*OBJECTIVE*
Transcribe all of the material exactly.

*THE INPUT*
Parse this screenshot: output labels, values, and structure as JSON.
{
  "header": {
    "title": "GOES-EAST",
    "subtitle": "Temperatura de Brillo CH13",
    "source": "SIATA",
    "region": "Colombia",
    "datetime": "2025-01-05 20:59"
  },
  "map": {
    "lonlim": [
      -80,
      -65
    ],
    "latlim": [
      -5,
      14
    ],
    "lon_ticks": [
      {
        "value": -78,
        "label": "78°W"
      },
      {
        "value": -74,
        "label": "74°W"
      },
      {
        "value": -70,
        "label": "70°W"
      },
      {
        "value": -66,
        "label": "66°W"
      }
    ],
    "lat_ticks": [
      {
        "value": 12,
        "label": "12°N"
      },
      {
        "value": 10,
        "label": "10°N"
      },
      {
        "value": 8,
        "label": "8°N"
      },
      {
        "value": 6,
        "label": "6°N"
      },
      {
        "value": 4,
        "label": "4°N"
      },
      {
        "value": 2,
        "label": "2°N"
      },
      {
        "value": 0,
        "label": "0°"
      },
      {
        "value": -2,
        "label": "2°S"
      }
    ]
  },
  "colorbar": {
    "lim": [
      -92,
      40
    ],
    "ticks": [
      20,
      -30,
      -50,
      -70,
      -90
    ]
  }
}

*RESPONSE BELOW*
Parse this screenshot: output labels, values, and structure as JSON.
{
  "header": {
    "title": "GOES-EAST",
    "subtitle": "Temperatura de Brillo CH13",
    "source": "SIATA",
    "region": "Colombia",
    "datetime": "2025-01-05 20:59"
  },
  "map": {
    "lonlim": [
      -80,
      -65
    ],
    "latlim": [
      -5,
      14
    ],
    "lon_ticks": [
      {
        "value": -78,
        "label": "78°W"
      },
      {
        "value": -74,
        "label": "74°W"
      },
      {
        "value": -70,
        "label": "70°W"
      },
      {
        "value": -66,
        "label": "66°W"
      }
    ],
    "lat_ticks": [
      {
        "value": 12,
        "label": "12°N"
      },
      {
        "value": 10,
        "label": "10°N"
      },
      {
        "value": 8,
        "label": "8°N"
      },
      {
        "value": 6,
        "label": "6°N"
      },
      {
        "value": 4,
        "label": "4°N"
      },
      {
        "value": 2,
        "label": "2°N"
      },
      {
        "value": 0,
        "label": "0°"
      },
      {
        "value": -2,
        "label": "2°S"
      }
    ]
  },
  "colorbar": {
    "lim": [
      -92,
      40
    ],
    "ticks": [
      20,
      -30,
      -50,
      -70,
      -90
    ]
  }
}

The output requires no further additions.